*Aim of the task*
Write out the entire listing below exactly, with the pictures left out.

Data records
◇ ◇ ◇ ◇

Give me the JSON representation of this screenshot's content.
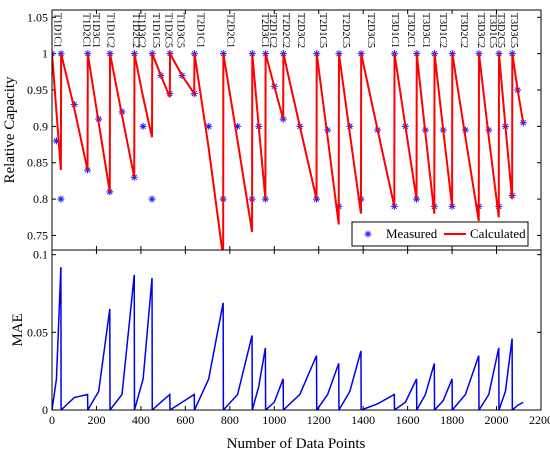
{
  "chart_data": [
    {
      "type": "line",
      "ylabel": "Relative Capacity",
      "xlim": [
        0,
        2200
      ],
      "ylim": [
        0.73,
        1.06
      ],
      "yticks": [
        0.75,
        0.8,
        0.85,
        0.9,
        0.95,
        1,
        1.05
      ],
      "legend": "lower right",
      "x": [
        0,
        20,
        40,
        41,
        100,
        160,
        161,
        210,
        260,
        261,
        315,
        370,
        371,
        410,
        450,
        451,
        490,
        530,
        531,
        585,
        640,
        641,
        705,
        770,
        771,
        835,
        900,
        901,
        930,
        960,
        961,
        1000,
        1040,
        1041,
        1115,
        1190,
        1191,
        1240,
        1290,
        1291,
        1340,
        1390,
        1391,
        1465,
        1540,
        1541,
        1590,
        1640,
        1641,
        1680,
        1720,
        1721,
        1760,
        1800,
        1801,
        1860,
        1920,
        1921,
        1965,
        2010,
        2011,
        2040,
        2070,
        2071,
        2095,
        2120
      ],
      "series": [
        {
          "name": "Measured",
          "color": "#1f1fff",
          "marker": "star",
          "values": [
            1,
            0.88,
            0.8,
            1,
            0.93,
            0.84,
            1,
            0.91,
            0.81,
            1,
            0.92,
            0.83,
            1,
            0.9,
            0.8,
            1,
            0.97,
            0.945,
            1,
            0.97,
            0.945,
            1,
            0.9,
            0.8,
            1,
            0.9,
            0.8,
            1,
            0.9,
            0.8,
            1,
            0.955,
            0.91,
            1,
            0.9,
            0.8,
            1,
            0.895,
            0.79,
            1,
            0.9,
            0.8,
            1,
            0.895,
            0.79,
            1,
            0.9,
            0.8,
            1,
            0.895,
            0.79,
            1,
            0.895,
            0.79,
            1,
            0.895,
            0.79,
            1,
            0.895,
            0.79,
            1,
            0.9,
            0.805,
            1,
            0.95,
            0.905
          ]
        },
        {
          "name": "Calculated",
          "color": "#ff0000",
          "marker": "none",
          "values": [
            1,
            0.92,
            0.84,
            1,
            0.925,
            0.84,
            1,
            0.905,
            0.81,
            1,
            0.915,
            0.83,
            1,
            0.94,
            0.885,
            1,
            0.97,
            0.94,
            1,
            0.97,
            0.945,
            1,
            0.87,
            0.72,
            1,
            0.88,
            0.755,
            1,
            0.9,
            0.8,
            1,
            0.955,
            0.91,
            1,
            0.9,
            0.8,
            1,
            0.885,
            0.765,
            1,
            0.89,
            0.78,
            1,
            0.895,
            0.79,
            1,
            0.9,
            0.8,
            1,
            0.89,
            0.78,
            1,
            0.895,
            0.79,
            1,
            0.885,
            0.77,
            1,
            0.885,
            0.775,
            1,
            0.9,
            0.8,
            1,
            0.95,
            0.905
          ]
        }
      ],
      "annotations": [
        {
          "text": "T1D1C1",
          "x": 22
        },
        {
          "text": "T1D2C1",
          "x": 153
        },
        {
          "text": "T1D3C1",
          "x": 194
        },
        {
          "text": "T1D1C2",
          "x": 261
        },
        {
          "text": "T1D2C2",
          "x": 374
        },
        {
          "text": "T1D3C2",
          "x": 400
        },
        {
          "text": "T1D1C5",
          "x": 464
        },
        {
          "text": "T1D2C5",
          "x": 522
        },
        {
          "text": "T1D3C5",
          "x": 576
        },
        {
          "text": "T2D1C1",
          "x": 666
        },
        {
          "text": "T2D2C1",
          "x": 801
        },
        {
          "text": "T2D3C1",
          "x": 954
        },
        {
          "text": "T2D1C2",
          "x": 990
        },
        {
          "text": "T2D2C2",
          "x": 1049
        },
        {
          "text": "T2D3C2",
          "x": 1116
        },
        {
          "text": "T2D1C5",
          "x": 1215
        },
        {
          "text": "T2D2C5",
          "x": 1319
        },
        {
          "text": "T2D3C5",
          "x": 1431
        },
        {
          "text": "T3D1C1",
          "x": 1539
        },
        {
          "text": "T3D2C1",
          "x": 1611
        },
        {
          "text": "T3D3C1",
          "x": 1679
        },
        {
          "text": "T3D1C2",
          "x": 1755
        },
        {
          "text": "T3D2C2",
          "x": 1850
        },
        {
          "text": "T3D3C2",
          "x": 1926
        },
        {
          "text": "T3D1C5",
          "x": 1980
        },
        {
          "text": "T3D2C5",
          "x": 2016
        },
        {
          "text": "T3D3C5",
          "x": 2075
        }
      ]
    },
    {
      "type": "line",
      "ylabel": "MAE",
      "xlabel": "Number of Data Points",
      "xlim": [
        0,
        2200
      ],
      "xticks": [
        0,
        200,
        400,
        600,
        800,
        1000,
        1200,
        1400,
        1600,
        1800,
        2000,
        2200
      ],
      "ylim": [
        0,
        0.103
      ],
      "yticks": [
        0,
        0.05,
        0.1
      ],
      "x": [
        0,
        20,
        40,
        41,
        100,
        160,
        161,
        210,
        260,
        261,
        315,
        370,
        371,
        410,
        450,
        451,
        490,
        530,
        531,
        585,
        640,
        641,
        705,
        770,
        771,
        835,
        900,
        901,
        930,
        960,
        961,
        1000,
        1040,
        1041,
        1115,
        1190,
        1191,
        1240,
        1290,
        1291,
        1340,
        1390,
        1391,
        1465,
        1540,
        1541,
        1590,
        1640,
        1641,
        1680,
        1720,
        1721,
        1760,
        1800,
        1801,
        1860,
        1920,
        1921,
        1965,
        2010,
        2011,
        2040,
        2070,
        2071,
        2095,
        2120
      ],
      "series": [
        {
          "color": "#0000ee",
          "values": [
            0,
            0.02,
            0.092,
            0,
            0.008,
            0.01,
            0,
            0.012,
            0.065,
            0,
            0.01,
            0.087,
            0,
            0.02,
            0.085,
            0,
            0.005,
            0.01,
            0,
            0.005,
            0.01,
            0,
            0.02,
            0.069,
            0,
            0.01,
            0.048,
            0,
            0.015,
            0.04,
            0,
            0.005,
            0.02,
            0,
            0.01,
            0.035,
            0,
            0.01,
            0.03,
            0,
            0.012,
            0.038,
            0,
            0.004,
            0.01,
            0,
            0.005,
            0.02,
            0,
            0.01,
            0.03,
            0,
            0.006,
            0.02,
            0,
            0.01,
            0.035,
            0,
            0.01,
            0.04,
            0,
            0.012,
            0.046,
            0,
            0.003,
            0.005
          ]
        }
      ]
    }
  ]
}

◇ ◇ ◇ ◇

*Response*
Give me the JSON representation of this screenshot's content.
{
  "chart_data": [
    {
      "type": "line",
      "ylabel": "Relative Capacity",
      "xlim": [
        0,
        2200
      ],
      "ylim": [
        0.73,
        1.06
      ],
      "yticks": [
        0.75,
        0.8,
        0.85,
        0.9,
        0.95,
        1,
        1.05
      ],
      "legend": "lower right",
      "x": [
        0,
        20,
        40,
        41,
        100,
        160,
        161,
        210,
        260,
        261,
        315,
        370,
        371,
        410,
        450,
        451,
        490,
        530,
        531,
        585,
        640,
        641,
        705,
        770,
        771,
        835,
        900,
        901,
        930,
        960,
        961,
        1000,
        1040,
        1041,
        1115,
        1190,
        1191,
        1240,
        1290,
        1291,
        1340,
        1390,
        1391,
        1465,
        1540,
        1541,
        1590,
        1640,
        1641,
        1680,
        1720,
        1721,
        1760,
        1800,
        1801,
        1860,
        1920,
        1921,
        1965,
        2010,
        2011,
        2040,
        2070,
        2071,
        2095,
        2120
      ],
      "series": [
        {
          "name": "Measured",
          "color": "#1f1fff",
          "marker": "star",
          "values": [
            1,
            0.88,
            0.8,
            1,
            0.93,
            0.84,
            1,
            0.91,
            0.81,
            1,
            0.92,
            0.83,
            1,
            0.9,
            0.8,
            1,
            0.97,
            0.945,
            1,
            0.97,
            0.945,
            1,
            0.9,
            0.8,
            1,
            0.9,
            0.8,
            1,
            0.9,
            0.8,
            1,
            0.955,
            0.91,
            1,
            0.9,
            0.8,
            1,
            0.895,
            0.79,
            1,
            0.9,
            0.8,
            1,
            0.895,
            0.79,
            1,
            0.9,
            0.8,
            1,
            0.895,
            0.79,
            1,
            0.895,
            0.79,
            1,
            0.895,
            0.79,
            1,
            0.895,
            0.79,
            1,
            0.9,
            0.805,
            1,
            0.95,
            0.905
          ]
        },
        {
          "name": "Calculated",
          "color": "#ff0000",
          "marker": "none",
          "values": [
            1,
            0.92,
            0.84,
            1,
            0.925,
            0.84,
            1,
            0.905,
            0.81,
            1,
            0.915,
            0.83,
            1,
            0.94,
            0.885,
            1,
            0.97,
            0.94,
            1,
            0.97,
            0.945,
            1,
            0.87,
            0.72,
            1,
            0.88,
            0.755,
            1,
            0.9,
            0.8,
            1,
            0.955,
            0.91,
            1,
            0.9,
            0.8,
            1,
            0.885,
            0.765,
            1,
            0.89,
            0.78,
            1,
            0.895,
            0.79,
            1,
            0.9,
            0.8,
            1,
            0.89,
            0.78,
            1,
            0.895,
            0.79,
            1,
            0.885,
            0.77,
            1,
            0.885,
            0.775,
            1,
            0.9,
            0.8,
            1,
            0.95,
            0.905
          ]
        }
      ],
      "annotations": [
        {
          "text": "T1D1C1",
          "x": 22
        },
        {
          "text": "T1D2C1",
          "x": 153
        },
        {
          "text": "T1D3C1",
          "x": 194
        },
        {
          "text": "T1D1C2",
          "x": 261
        },
        {
          "text": "T1D2C2",
          "x": 374
        },
        {
          "text": "T1D3C2",
          "x": 400
        },
        {
          "text": "T1D1C5",
          "x": 464
        },
        {
          "text": "T1D2C5",
          "x": 522
        },
        {
          "text": "T1D3C5",
          "x": 576
        },
        {
          "text": "T2D1C1",
          "x": 666
        },
        {
          "text": "T2D2C1",
          "x": 801
        },
        {
          "text": "T2D3C1",
          "x": 954
        },
        {
          "text": "T2D1C2",
          "x": 990
        },
        {
          "text": "T2D2C2",
          "x": 1049
        },
        {
          "text": "T2D3C2",
          "x": 1116
        },
        {
          "text": "T2D1C5",
          "x": 1215
        },
        {
          "text": "T2D2C5",
          "x": 1319
        },
        {
          "text": "T2D3C5",
          "x": 1431
        },
        {
          "text": "T3D1C1",
          "x": 1539
        },
        {
          "text": "T3D2C1",
          "x": 1611
        },
        {
          "text": "T3D3C1",
          "x": 1679
        },
        {
          "text": "T3D1C2",
          "x": 1755
        },
        {
          "text": "T3D2C2",
          "x": 1850
        },
        {
          "text": "T3D3C2",
          "x": 1926
        },
        {
          "text": "T3D1C5",
          "x": 1980
        },
        {
          "text": "T3D2C5",
          "x": 2016
        },
        {
          "text": "T3D3C5",
          "x": 2075
        }
      ]
    },
    {
      "type": "line",
      "ylabel": "MAE",
      "xlabel": "Number of Data Points",
      "xlim": [
        0,
        2200
      ],
      "xticks": [
        0,
        200,
        400,
        600,
        800,
        1000,
        1200,
        1400,
        1600,
        1800,
        2000,
        2200
      ],
      "ylim": [
        0,
        0.103
      ],
      "yticks": [
        0,
        0.05,
        0.1
      ],
      "x": [
        0,
        20,
        40,
        41,
        100,
        160,
        161,
        210,
        260,
        261,
        315,
        370,
        371,
        410,
        450,
        451,
        490,
        530,
        531,
        585,
        640,
        641,
        705,
        770,
        771,
        835,
        900,
        901,
        930,
        960,
        961,
        1000,
        1040,
        1041,
        1115,
        1190,
        1191,
        1240,
        1290,
        1291,
        1340,
        1390,
        1391,
        1465,
        1540,
        1541,
        1590,
        1640,
        1641,
        1680,
        1720,
        1721,
        1760,
        1800,
        1801,
        1860,
        1920,
        1921,
        1965,
        2010,
        2011,
        2040,
        2070,
        2071,
        2095,
        2120
      ],
      "series": [
        {
          "color": "#0000ee",
          "values": [
            0,
            0.02,
            0.092,
            0,
            0.008,
            0.01,
            0,
            0.012,
            0.065,
            0,
            0.01,
            0.087,
            0,
            0.02,
            0.085,
            0,
            0.005,
            0.01,
            0,
            0.005,
            0.01,
            0,
            0.02,
            0.069,
            0,
            0.01,
            0.048,
            0,
            0.015,
            0.04,
            0,
            0.005,
            0.02,
            0,
            0.01,
            0.035,
            0,
            0.01,
            0.03,
            0,
            0.012,
            0.038,
            0,
            0.004,
            0.01,
            0,
            0.005,
            0.02,
            0,
            0.01,
            0.03,
            0,
            0.006,
            0.02,
            0,
            0.01,
            0.035,
            0,
            0.01,
            0.04,
            0,
            0.012,
            0.046,
            0,
            0.003,
            0.005
          ]
        }
      ]
    }
  ]
}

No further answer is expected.